### WHAT YOU SHOULD DO:
Extract every entry word for word. Skip the pictures.

### PROVIDED DATA:

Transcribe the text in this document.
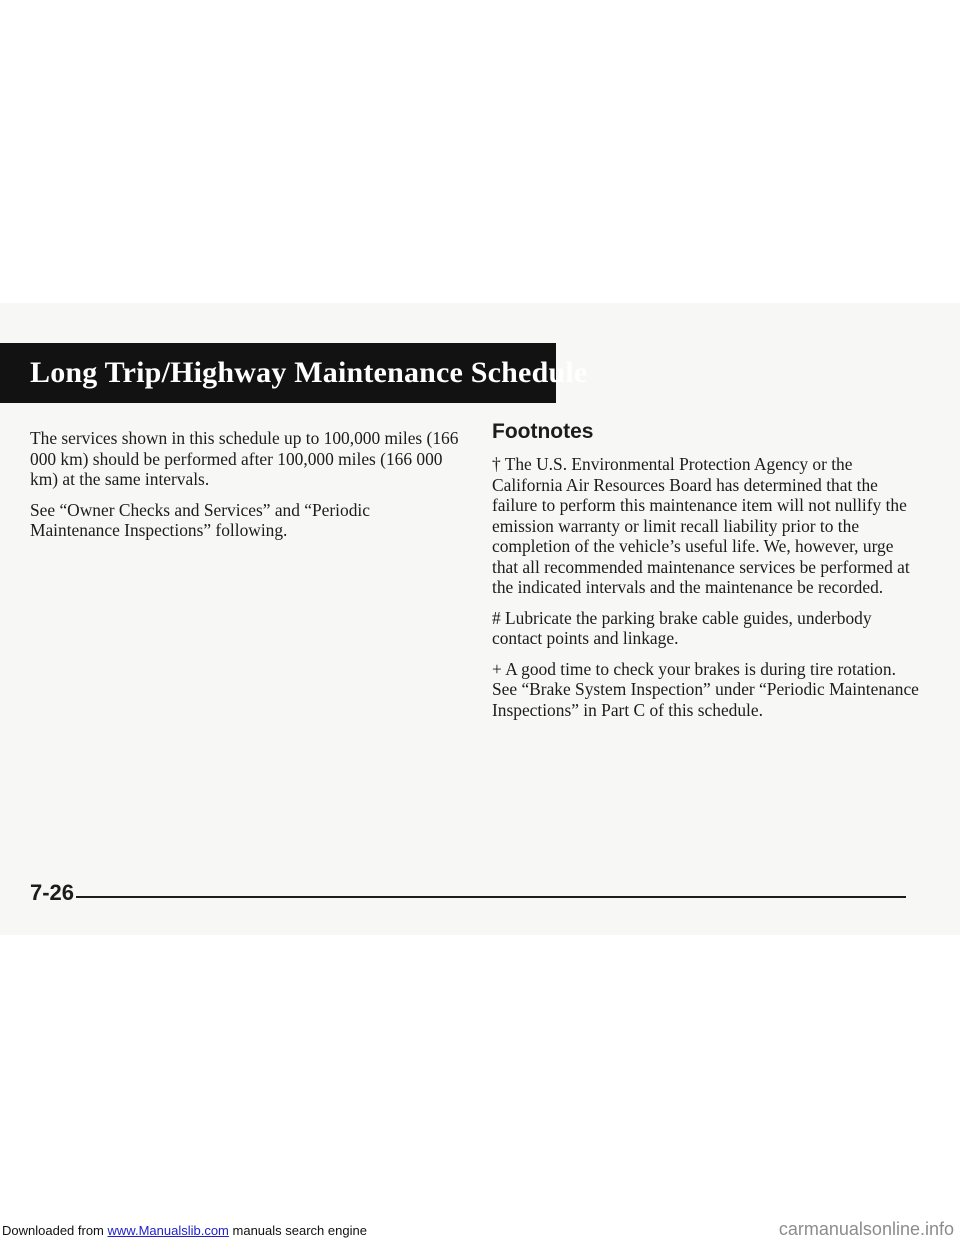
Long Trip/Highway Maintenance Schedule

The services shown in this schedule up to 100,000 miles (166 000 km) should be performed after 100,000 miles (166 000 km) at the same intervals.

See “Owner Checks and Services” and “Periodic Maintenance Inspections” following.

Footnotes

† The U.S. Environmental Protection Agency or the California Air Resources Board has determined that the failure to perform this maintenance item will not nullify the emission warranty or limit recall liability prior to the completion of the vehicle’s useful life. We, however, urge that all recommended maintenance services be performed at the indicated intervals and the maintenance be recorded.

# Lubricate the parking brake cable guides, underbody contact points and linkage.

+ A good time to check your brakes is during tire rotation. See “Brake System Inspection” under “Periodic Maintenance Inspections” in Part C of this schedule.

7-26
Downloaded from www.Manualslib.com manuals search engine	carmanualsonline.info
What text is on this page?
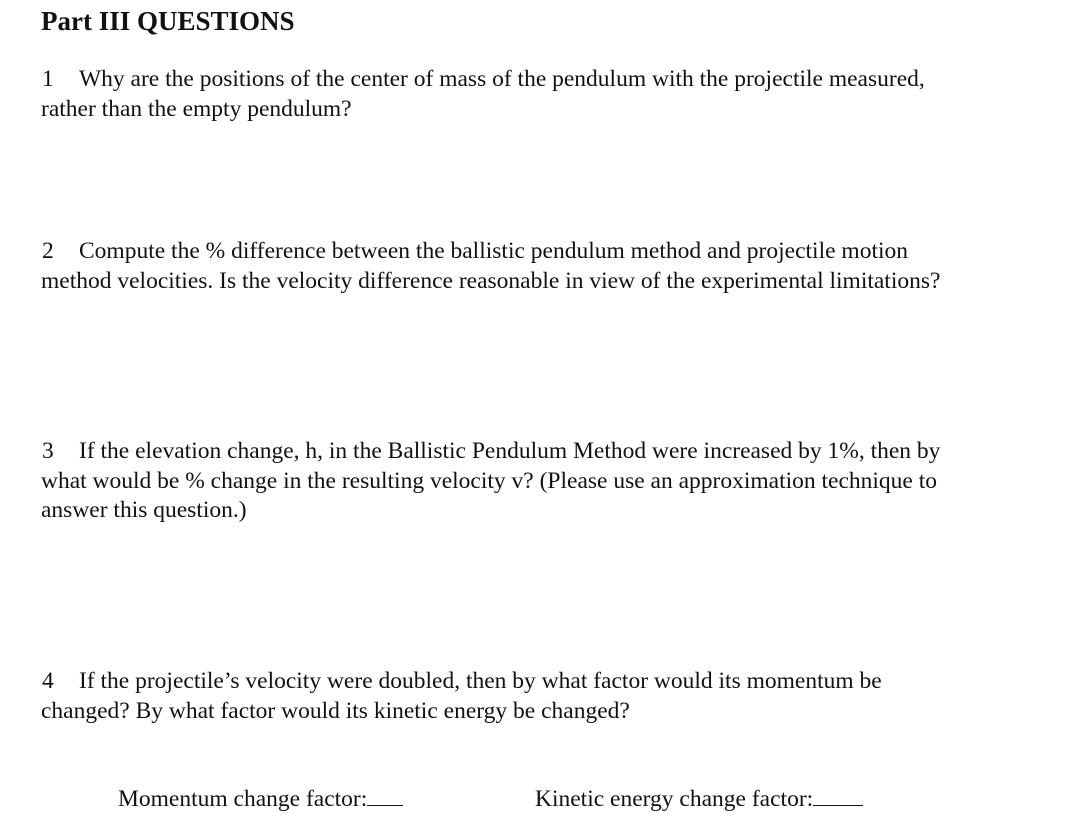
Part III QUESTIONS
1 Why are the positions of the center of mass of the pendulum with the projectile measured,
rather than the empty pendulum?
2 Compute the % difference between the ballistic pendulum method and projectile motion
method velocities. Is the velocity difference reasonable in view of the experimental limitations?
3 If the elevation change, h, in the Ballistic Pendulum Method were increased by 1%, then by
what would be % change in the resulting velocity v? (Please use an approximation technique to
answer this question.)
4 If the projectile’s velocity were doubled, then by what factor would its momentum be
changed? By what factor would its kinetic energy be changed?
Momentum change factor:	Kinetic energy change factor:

### FULL SOLUTION:
Transcribe the text in this document.
Long Trip/Highway Maintenance Schedule

The services shown in this schedule up to 100,000 miles (166 000 km) should be performed after 100,000 miles (166 000 km) at the same intervals.

See “Owner Checks and Services” and “Periodic Maintenance Inspections” following.

Footnotes

† The U.S. Environmental Protection Agency or the California Air Resources Board has determined that the failure to perform this maintenance item will not nullify the emission warranty or limit recall liability prior to the completion of the vehicle’s useful life. We, however, urge that all recommended maintenance services be performed at the indicated intervals and the maintenance be recorded.

# Lubricate the parking brake cable guides, underbody contact points and linkage.

+ A good time to check your brakes is during tire rotation. See “Brake System Inspection” under “Periodic Maintenance Inspections” in Part C of this schedule.

7-26
Downloaded from www.Manualslib.com manuals search engine	carmanualsonline.info
What text is on this page?
Part III QUESTIONS
1 Why are the positions of the center of mass of the pendulum with the projectile measured,
rather than the empty pendulum?
2 Compute the % difference between the ballistic pendulum method and projectile motion
method velocities. Is the velocity difference reasonable in view of the experimental limitations?
3 If the elevation change, h, in the Ballistic Pendulum Method were increased by 1%, then by
what would be % change in the resulting velocity v? (Please use an approximation technique to
answer this question.)
4 If the projectile’s velocity were doubled, then by what factor would its momentum be
changed? By what factor would its kinetic energy be changed?
Momentum change factor:	Kinetic energy change factor:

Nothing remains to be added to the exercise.